*** Opening of DATA ***

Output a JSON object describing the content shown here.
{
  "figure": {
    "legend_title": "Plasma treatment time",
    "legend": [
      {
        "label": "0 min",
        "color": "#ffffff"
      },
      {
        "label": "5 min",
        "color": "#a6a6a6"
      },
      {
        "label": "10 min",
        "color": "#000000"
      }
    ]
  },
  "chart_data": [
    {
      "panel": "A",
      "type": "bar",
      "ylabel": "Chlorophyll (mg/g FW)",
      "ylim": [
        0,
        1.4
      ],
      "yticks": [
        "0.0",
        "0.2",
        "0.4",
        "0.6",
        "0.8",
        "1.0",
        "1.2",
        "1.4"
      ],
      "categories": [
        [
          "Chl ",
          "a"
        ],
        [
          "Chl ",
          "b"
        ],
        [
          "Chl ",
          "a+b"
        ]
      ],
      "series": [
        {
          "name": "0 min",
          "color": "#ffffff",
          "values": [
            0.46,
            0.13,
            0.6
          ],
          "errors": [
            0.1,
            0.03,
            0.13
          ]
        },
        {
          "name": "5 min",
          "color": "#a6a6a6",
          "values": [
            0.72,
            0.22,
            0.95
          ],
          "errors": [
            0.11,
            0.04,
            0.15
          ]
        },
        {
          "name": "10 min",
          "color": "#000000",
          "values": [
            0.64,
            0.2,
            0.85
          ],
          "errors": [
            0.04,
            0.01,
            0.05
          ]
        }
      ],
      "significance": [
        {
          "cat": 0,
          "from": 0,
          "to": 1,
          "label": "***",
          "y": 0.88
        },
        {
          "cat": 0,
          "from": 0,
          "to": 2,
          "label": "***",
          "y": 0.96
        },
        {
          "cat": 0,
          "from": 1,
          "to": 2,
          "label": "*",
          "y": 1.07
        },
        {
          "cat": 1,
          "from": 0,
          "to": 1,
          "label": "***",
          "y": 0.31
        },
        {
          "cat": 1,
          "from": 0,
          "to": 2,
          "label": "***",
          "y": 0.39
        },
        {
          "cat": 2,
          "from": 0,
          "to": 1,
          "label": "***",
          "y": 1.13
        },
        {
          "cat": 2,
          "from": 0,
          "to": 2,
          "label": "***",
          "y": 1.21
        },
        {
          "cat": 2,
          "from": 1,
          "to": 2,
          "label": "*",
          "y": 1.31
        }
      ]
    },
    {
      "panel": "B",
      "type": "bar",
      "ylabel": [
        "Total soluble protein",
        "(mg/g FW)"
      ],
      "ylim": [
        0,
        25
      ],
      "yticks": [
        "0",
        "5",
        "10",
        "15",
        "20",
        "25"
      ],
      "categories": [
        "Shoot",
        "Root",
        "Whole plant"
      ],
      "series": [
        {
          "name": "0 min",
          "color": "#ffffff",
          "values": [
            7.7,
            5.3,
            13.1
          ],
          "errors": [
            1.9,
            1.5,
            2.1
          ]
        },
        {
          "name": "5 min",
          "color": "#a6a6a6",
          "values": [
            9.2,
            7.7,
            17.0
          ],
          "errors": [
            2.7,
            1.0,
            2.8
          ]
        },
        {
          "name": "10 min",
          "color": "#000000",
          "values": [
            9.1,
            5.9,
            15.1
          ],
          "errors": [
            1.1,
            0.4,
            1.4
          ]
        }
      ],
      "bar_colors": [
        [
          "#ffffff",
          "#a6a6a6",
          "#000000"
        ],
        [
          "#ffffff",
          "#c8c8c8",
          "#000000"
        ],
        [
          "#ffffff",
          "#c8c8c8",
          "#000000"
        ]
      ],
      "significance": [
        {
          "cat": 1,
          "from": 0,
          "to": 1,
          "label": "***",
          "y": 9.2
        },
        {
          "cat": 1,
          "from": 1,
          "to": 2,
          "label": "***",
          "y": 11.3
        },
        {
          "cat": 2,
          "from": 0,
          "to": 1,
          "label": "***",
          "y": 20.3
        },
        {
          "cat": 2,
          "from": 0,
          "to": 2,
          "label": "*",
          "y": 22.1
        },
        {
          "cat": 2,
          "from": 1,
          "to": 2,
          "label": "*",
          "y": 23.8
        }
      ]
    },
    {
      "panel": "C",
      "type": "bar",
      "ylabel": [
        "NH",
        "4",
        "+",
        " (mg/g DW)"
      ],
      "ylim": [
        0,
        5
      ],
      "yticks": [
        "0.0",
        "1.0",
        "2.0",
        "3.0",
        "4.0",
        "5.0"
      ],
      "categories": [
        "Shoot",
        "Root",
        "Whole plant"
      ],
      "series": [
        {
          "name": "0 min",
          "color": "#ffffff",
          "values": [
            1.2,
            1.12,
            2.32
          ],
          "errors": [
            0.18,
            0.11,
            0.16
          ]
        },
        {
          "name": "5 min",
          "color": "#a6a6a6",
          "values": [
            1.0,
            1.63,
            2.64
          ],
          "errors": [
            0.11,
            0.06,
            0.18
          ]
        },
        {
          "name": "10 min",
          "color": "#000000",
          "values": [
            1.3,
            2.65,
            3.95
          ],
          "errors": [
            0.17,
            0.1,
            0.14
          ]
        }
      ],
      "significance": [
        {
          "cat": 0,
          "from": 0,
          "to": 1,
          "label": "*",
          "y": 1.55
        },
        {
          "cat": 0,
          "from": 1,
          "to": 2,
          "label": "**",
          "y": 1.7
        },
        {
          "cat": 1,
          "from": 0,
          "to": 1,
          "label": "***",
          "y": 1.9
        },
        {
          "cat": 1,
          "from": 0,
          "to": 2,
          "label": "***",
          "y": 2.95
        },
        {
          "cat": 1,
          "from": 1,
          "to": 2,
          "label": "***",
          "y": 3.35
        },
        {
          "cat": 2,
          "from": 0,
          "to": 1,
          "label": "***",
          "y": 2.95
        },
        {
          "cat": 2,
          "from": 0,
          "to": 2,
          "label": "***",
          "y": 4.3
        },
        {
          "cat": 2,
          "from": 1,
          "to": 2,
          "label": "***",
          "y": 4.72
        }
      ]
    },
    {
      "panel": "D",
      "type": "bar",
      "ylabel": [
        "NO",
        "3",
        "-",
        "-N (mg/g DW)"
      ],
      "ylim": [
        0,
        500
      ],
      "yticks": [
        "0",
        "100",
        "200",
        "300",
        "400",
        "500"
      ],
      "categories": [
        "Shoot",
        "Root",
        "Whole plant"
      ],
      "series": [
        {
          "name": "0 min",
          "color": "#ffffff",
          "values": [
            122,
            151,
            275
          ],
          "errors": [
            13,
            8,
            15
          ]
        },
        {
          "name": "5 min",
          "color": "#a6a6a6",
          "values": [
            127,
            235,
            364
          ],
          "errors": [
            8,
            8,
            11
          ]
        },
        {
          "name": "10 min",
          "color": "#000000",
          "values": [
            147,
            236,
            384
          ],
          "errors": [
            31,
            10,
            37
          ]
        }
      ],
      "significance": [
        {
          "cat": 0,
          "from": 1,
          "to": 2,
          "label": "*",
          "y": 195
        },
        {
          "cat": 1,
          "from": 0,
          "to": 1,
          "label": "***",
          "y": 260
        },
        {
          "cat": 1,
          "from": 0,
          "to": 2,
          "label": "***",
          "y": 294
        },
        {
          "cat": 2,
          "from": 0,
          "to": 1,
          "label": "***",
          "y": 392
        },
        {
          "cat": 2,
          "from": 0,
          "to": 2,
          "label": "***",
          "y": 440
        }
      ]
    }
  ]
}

*** Close of DATA ***

= TASK =
Give back the whole listing above. Keep every character the same.

= EXERCISE ANSWER =
Output a JSON object describing the content shown here.
{
  "figure": {
    "legend_title": "Plasma treatment time",
    "legend": [
      {
        "label": "0 min",
        "color": "#ffffff"
      },
      {
        "label": "5 min",
        "color": "#a6a6a6"
      },
      {
        "label": "10 min",
        "color": "#000000"
      }
    ]
  },
  "chart_data": [
    {
      "panel": "A",
      "type": "bar",
      "ylabel": "Chlorophyll (mg/g FW)",
      "ylim": [
        0,
        1.4
      ],
      "yticks": [
        "0.0",
        "0.2",
        "0.4",
        "0.6",
        "0.8",
        "1.0",
        "1.2",
        "1.4"
      ],
      "categories": [
        [
          "Chl ",
          "a"
        ],
        [
          "Chl ",
          "b"
        ],
        [
          "Chl ",
          "a+b"
        ]
      ],
      "series": [
        {
          "name": "0 min",
          "color": "#ffffff",
          "values": [
            0.46,
            0.13,
            0.6
          ],
          "errors": [
            0.1,
            0.03,
            0.13
          ]
        },
        {
          "name": "5 min",
          "color": "#a6a6a6",
          "values": [
            0.72,
            0.22,
            0.95
          ],
          "errors": [
            0.11,
            0.04,
            0.15
          ]
        },
        {
          "name": "10 min",
          "color": "#000000",
          "values": [
            0.64,
            0.2,
            0.85
          ],
          "errors": [
            0.04,
            0.01,
            0.05
          ]
        }
      ],
      "significance": [
        {
          "cat": 0,
          "from": 0,
          "to": 1,
          "label": "***",
          "y": 0.88
        },
        {
          "cat": 0,
          "from": 0,
          "to": 2,
          "label": "***",
          "y": 0.96
        },
        {
          "cat": 0,
          "from": 1,
          "to": 2,
          "label": "*",
          "y": 1.07
        },
        {
          "cat": 1,
          "from": 0,
          "to": 1,
          "label": "***",
          "y": 0.31
        },
        {
          "cat": 1,
          "from": 0,
          "to": 2,
          "label": "***",
          "y": 0.39
        },
        {
          "cat": 2,
          "from": 0,
          "to": 1,
          "label": "***",
          "y": 1.13
        },
        {
          "cat": 2,
          "from": 0,
          "to": 2,
          "label": "***",
          "y": 1.21
        },
        {
          "cat": 2,
          "from": 1,
          "to": 2,
          "label": "*",
          "y": 1.31
        }
      ]
    },
    {
      "panel": "B",
      "type": "bar",
      "ylabel": [
        "Total soluble protein",
        "(mg/g FW)"
      ],
      "ylim": [
        0,
        25
      ],
      "yticks": [
        "0",
        "5",
        "10",
        "15",
        "20",
        "25"
      ],
      "categories": [
        "Shoot",
        "Root",
        "Whole plant"
      ],
      "series": [
        {
          "name": "0 min",
          "color": "#ffffff",
          "values": [
            7.7,
            5.3,
            13.1
          ],
          "errors": [
            1.9,
            1.5,
            2.1
          ]
        },
        {
          "name": "5 min",
          "color": "#a6a6a6",
          "values": [
            9.2,
            7.7,
            17.0
          ],
          "errors": [
            2.7,
            1.0,
            2.8
          ]
        },
        {
          "name": "10 min",
          "color": "#000000",
          "values": [
            9.1,
            5.9,
            15.1
          ],
          "errors": [
            1.1,
            0.4,
            1.4
          ]
        }
      ],
      "bar_colors": [
        [
          "#ffffff",
          "#a6a6a6",
          "#000000"
        ],
        [
          "#ffffff",
          "#c8c8c8",
          "#000000"
        ],
        [
          "#ffffff",
          "#c8c8c8",
          "#000000"
        ]
      ],
      "significance": [
        {
          "cat": 1,
          "from": 0,
          "to": 1,
          "label": "***",
          "y": 9.2
        },
        {
          "cat": 1,
          "from": 1,
          "to": 2,
          "label": "***",
          "y": 11.3
        },
        {
          "cat": 2,
          "from": 0,
          "to": 1,
          "label": "***",
          "y": 20.3
        },
        {
          "cat": 2,
          "from": 0,
          "to": 2,
          "label": "*",
          "y": 22.1
        },
        {
          "cat": 2,
          "from": 1,
          "to": 2,
          "label": "*",
          "y": 23.8
        }
      ]
    },
    {
      "panel": "C",
      "type": "bar",
      "ylabel": [
        "NH",
        "4",
        "+",
        " (mg/g DW)"
      ],
      "ylim": [
        0,
        5
      ],
      "yticks": [
        "0.0",
        "1.0",
        "2.0",
        "3.0",
        "4.0",
        "5.0"
      ],
      "categories": [
        "Shoot",
        "Root",
        "Whole plant"
      ],
      "series": [
        {
          "name": "0 min",
          "color": "#ffffff",
          "values": [
            1.2,
            1.12,
            2.32
          ],
          "errors": [
            0.18,
            0.11,
            0.16
          ]
        },
        {
          "name": "5 min",
          "color": "#a6a6a6",
          "values": [
            1.0,
            1.63,
            2.64
          ],
          "errors": [
            0.11,
            0.06,
            0.18
          ]
        },
        {
          "name": "10 min",
          "color": "#000000",
          "values": [
            1.3,
            2.65,
            3.95
          ],
          "errors": [
            0.17,
            0.1,
            0.14
          ]
        }
      ],
      "significance": [
        {
          "cat": 0,
          "from": 0,
          "to": 1,
          "label": "*",
          "y": 1.55
        },
        {
          "cat": 0,
          "from": 1,
          "to": 2,
          "label": "**",
          "y": 1.7
        },
        {
          "cat": 1,
          "from": 0,
          "to": 1,
          "label": "***",
          "y": 1.9
        },
        {
          "cat": 1,
          "from": 0,
          "to": 2,
          "label": "***",
          "y": 2.95
        },
        {
          "cat": 1,
          "from": 1,
          "to": 2,
          "label": "***",
          "y": 3.35
        },
        {
          "cat": 2,
          "from": 0,
          "to": 1,
          "label": "***",
          "y": 2.95
        },
        {
          "cat": 2,
          "from": 0,
          "to": 2,
          "label": "***",
          "y": 4.3
        },
        {
          "cat": 2,
          "from": 1,
          "to": 2,
          "label": "***",
          "y": 4.72
        }
      ]
    },
    {
      "panel": "D",
      "type": "bar",
      "ylabel": [
        "NO",
        "3",
        "-",
        "-N (mg/g DW)"
      ],
      "ylim": [
        0,
        500
      ],
      "yticks": [
        "0",
        "100",
        "200",
        "300",
        "400",
        "500"
      ],
      "categories": [
        "Shoot",
        "Root",
        "Whole plant"
      ],
      "series": [
        {
          "name": "0 min",
          "color": "#ffffff",
          "values": [
            122,
            151,
            275
          ],
          "errors": [
            13,
            8,
            15
          ]
        },
        {
          "name": "5 min",
          "color": "#a6a6a6",
          "values": [
            127,
            235,
            364
          ],
          "errors": [
            8,
            8,
            11
          ]
        },
        {
          "name": "10 min",
          "color": "#000000",
          "values": [
            147,
            236,
            384
          ],
          "errors": [
            31,
            10,
            37
          ]
        }
      ],
      "significance": [
        {
          "cat": 0,
          "from": 1,
          "to": 2,
          "label": "*",
          "y": 195
        },
        {
          "cat": 1,
          "from": 0,
          "to": 1,
          "label": "***",
          "y": 260
        },
        {
          "cat": 1,
          "from": 0,
          "to": 2,
          "label": "***",
          "y": 294
        },
        {
          "cat": 2,
          "from": 0,
          "to": 1,
          "label": "***",
          "y": 392
        },
        {
          "cat": 2,
          "from": 0,
          "to": 2,
          "label": "***",
          "y": 440
        }
      ]
    }
  ]
}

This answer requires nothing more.